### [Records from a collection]

····················

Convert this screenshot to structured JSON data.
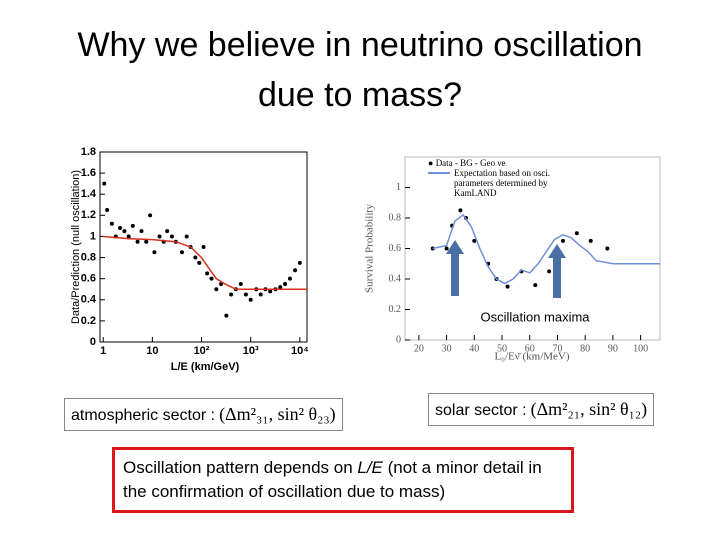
{
  "title": "Why we believe in neutrino oscillation due to mass?",
  "chart_data": [
    {
      "type": "scatter",
      "ylabel": "Data/Prediction (null oscillation)",
      "xlabel": "L/E (km/GeV)",
      "xlog": true,
      "xlim": [
        0.86,
        14000
      ],
      "xticks": [
        1,
        10,
        {
          "value": 100,
          "label": "10²"
        },
        {
          "value": 1000,
          "label": "10³"
        },
        {
          "value": 10000,
          "label": "10⁴"
        }
      ],
      "ylim": [
        0,
        1.8
      ],
      "yticks": [
        0,
        0.2,
        0.4,
        0.6,
        0.8,
        1,
        1.2,
        1.4,
        1.6,
        1.8
      ],
      "series": [
        {
          "name": "Data",
          "color": "#000000",
          "style": "markers",
          "x": [
            1.05,
            1.2,
            1.5,
            1.8,
            2.2,
            2.7,
            3.3,
            4,
            5,
            6,
            7.5,
            9,
            11,
            14,
            17,
            20,
            25,
            30,
            40,
            50,
            60,
            75,
            90,
            110,
            130,
            160,
            200,
            250,
            320,
            400,
            500,
            630,
            800,
            1000,
            1300,
            1600,
            2000,
            2500,
            3200,
            4000,
            5000,
            6300,
            8000,
            10000
          ],
          "values": [
            1.5,
            1.25,
            1.12,
            1.0,
            1.08,
            1.05,
            1.0,
            1.1,
            0.95,
            1.05,
            0.95,
            1.2,
            0.85,
            1.0,
            0.95,
            1.05,
            1.0,
            0.95,
            0.85,
            1.0,
            0.9,
            0.8,
            0.75,
            0.9,
            0.65,
            0.6,
            0.5,
            0.55,
            0.25,
            0.45,
            0.5,
            0.55,
            0.45,
            0.4,
            0.5,
            0.45,
            0.5,
            0.48,
            0.5,
            0.52,
            0.55,
            0.6,
            0.68,
            0.75
          ]
        },
        {
          "name": "Prediction",
          "color": "#d9301e",
          "style": "line",
          "x": [
            1,
            3,
            10,
            30,
            60,
            100,
            150,
            200,
            300,
            500,
            1000,
            3000,
            10000,
            14000
          ],
          "values": [
            1.0,
            0.98,
            0.97,
            0.95,
            0.9,
            0.8,
            0.68,
            0.6,
            0.55,
            0.5,
            0.5,
            0.5,
            0.5,
            0.5
          ]
        }
      ]
    },
    {
      "type": "scatter",
      "ylabel": "Survival Probability",
      "xlabel": "L₀/Eν̄ (km/MeV)",
      "xlog": false,
      "xlim": [
        15,
        107
      ],
      "xticks": [
        20,
        30,
        40,
        50,
        60,
        70,
        80,
        90,
        100
      ],
      "ylim": [
        0,
        1.2
      ],
      "yticks": [
        0,
        0.2,
        0.4,
        0.6,
        0.8,
        1
      ],
      "annotation": "Oscillation maxima",
      "series": [
        {
          "name": "Data - BG - Geo νe",
          "color": "#000000",
          "style": "markers",
          "x": [
            25,
            30,
            32,
            35,
            37,
            40,
            45,
            48,
            52,
            57,
            62,
            67,
            72,
            77,
            82,
            88
          ],
          "values": [
            0.6,
            0.6,
            0.75,
            0.85,
            0.8,
            0.65,
            0.5,
            0.4,
            0.35,
            0.45,
            0.36,
            0.45,
            0.65,
            0.7,
            0.65,
            0.6
          ]
        },
        {
          "name": "Expectation based on osci. parameters determined by KamLAND",
          "color": "#6f8fd8",
          "style": "line",
          "x": [
            25,
            30,
            33,
            36,
            39,
            42,
            45,
            48,
            51,
            54,
            57,
            60,
            63,
            66,
            69,
            72,
            75,
            78,
            81,
            84,
            90,
            95,
            100,
            107
          ],
          "values": [
            0.6,
            0.62,
            0.78,
            0.82,
            0.74,
            0.6,
            0.48,
            0.4,
            0.37,
            0.4,
            0.46,
            0.44,
            0.5,
            0.58,
            0.66,
            0.69,
            0.67,
            0.62,
            0.58,
            0.52,
            0.5,
            0.5,
            0.5,
            0.5
          ]
        }
      ]
    }
  ],
  "sectors": [
    {
      "label": "atmospheric sector :",
      "formula": "(Δm²₃₁, sin² θ₂₃)"
    },
    {
      "label": "solar sector :",
      "formula": "(Δm²₂₁, sin² θ₁₂)"
    }
  ],
  "note": {
    "before": "Oscillation pattern depends on ",
    "emphasis": "L/E",
    "after": " (not a minor detail in the confirmation of oscillation due to mass)"
  }
}
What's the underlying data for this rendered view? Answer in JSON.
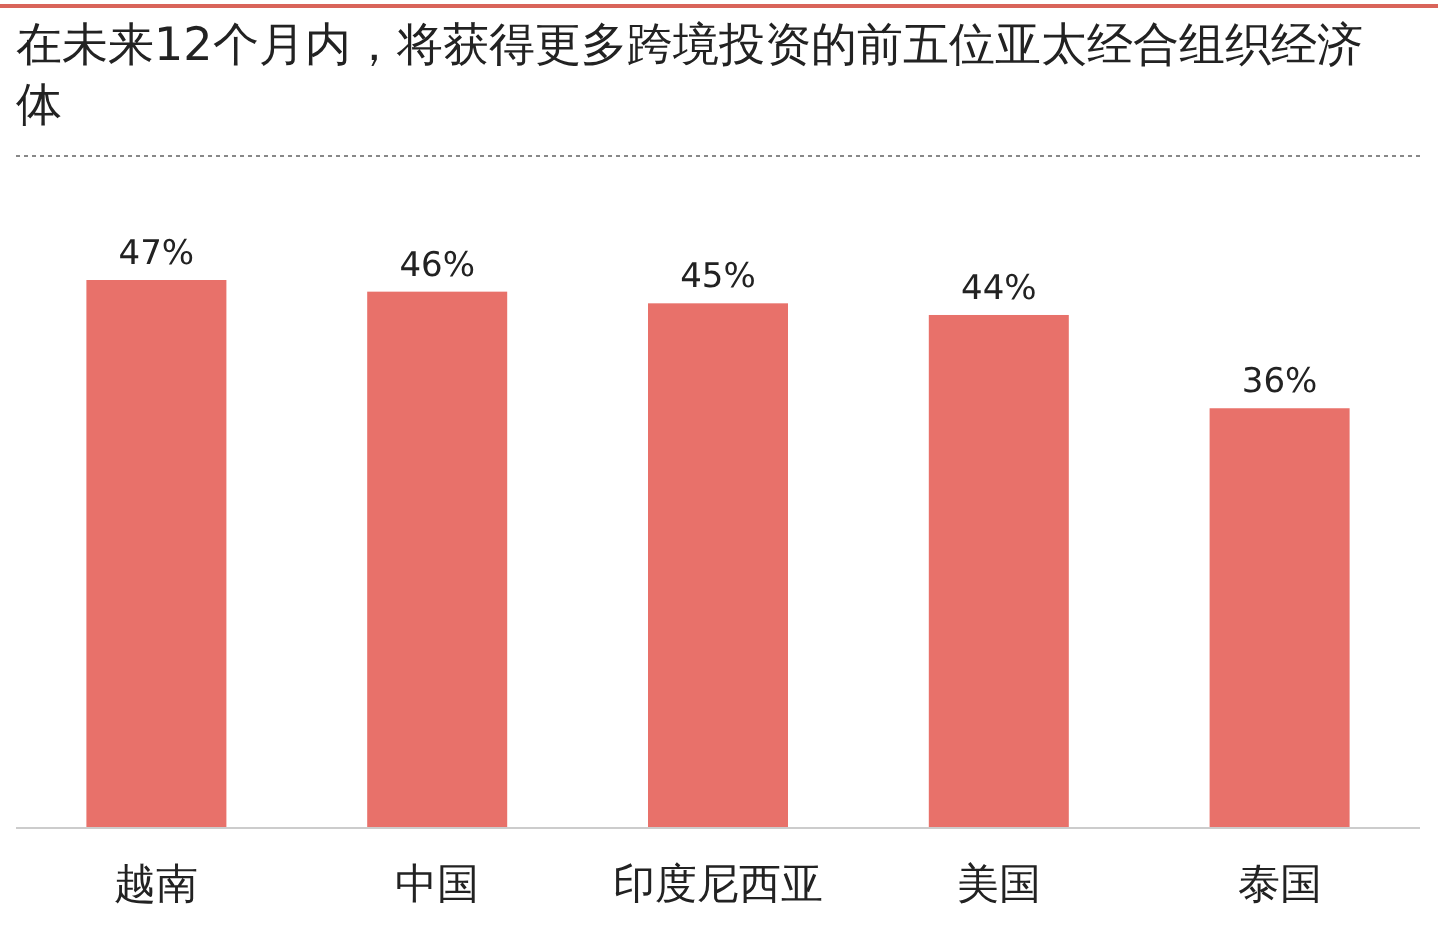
{
  "chart_data": {
    "type": "bar",
    "title": "在未来12个月内，将获得更多跨境投资的前五位亚太经合组织经济体",
    "categories": [
      "越南",
      "中国",
      "印度尼西亚",
      "美国",
      "泰国"
    ],
    "values": [
      47,
      46,
      45,
      44,
      36
    ],
    "color": "#e8716a",
    "value_labels": [
      "47%",
      "46%",
      "45%",
      "44%",
      "36%"
    ]
  }
}
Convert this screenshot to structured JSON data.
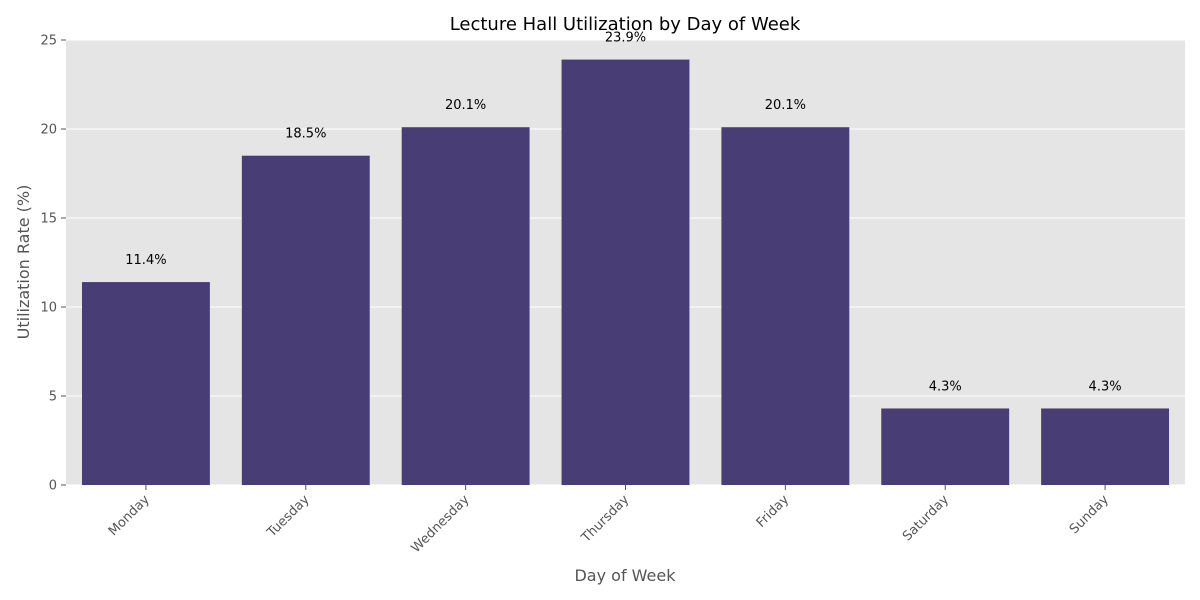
{
  "chart_data": {
    "type": "bar",
    "title": "Lecture Hall Utilization by Day of Week",
    "xlabel": "Day of Week",
    "ylabel": "Utilization Rate (%)",
    "categories": [
      "Monday",
      "Tuesday",
      "Wednesday",
      "Thursday",
      "Friday",
      "Saturday",
      "Sunday"
    ],
    "values": [
      11.4,
      18.5,
      20.1,
      23.9,
      20.1,
      4.3,
      4.3
    ],
    "data_labels": [
      "11.4%",
      "18.5%",
      "20.1%",
      "23.9%",
      "20.1%",
      "4.3%",
      "4.3%"
    ],
    "ylim": [
      0,
      25
    ],
    "yticks": [
      0,
      5,
      10,
      15,
      20,
      25
    ],
    "grid": true,
    "bar_color": "#483D75",
    "background_color": "#E5E5E5"
  }
}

····················

### [REQUEST]
Of all the lines above, how many contain "name"? Give the number and nothing more.

### [WRITTEN RESPONSE]
4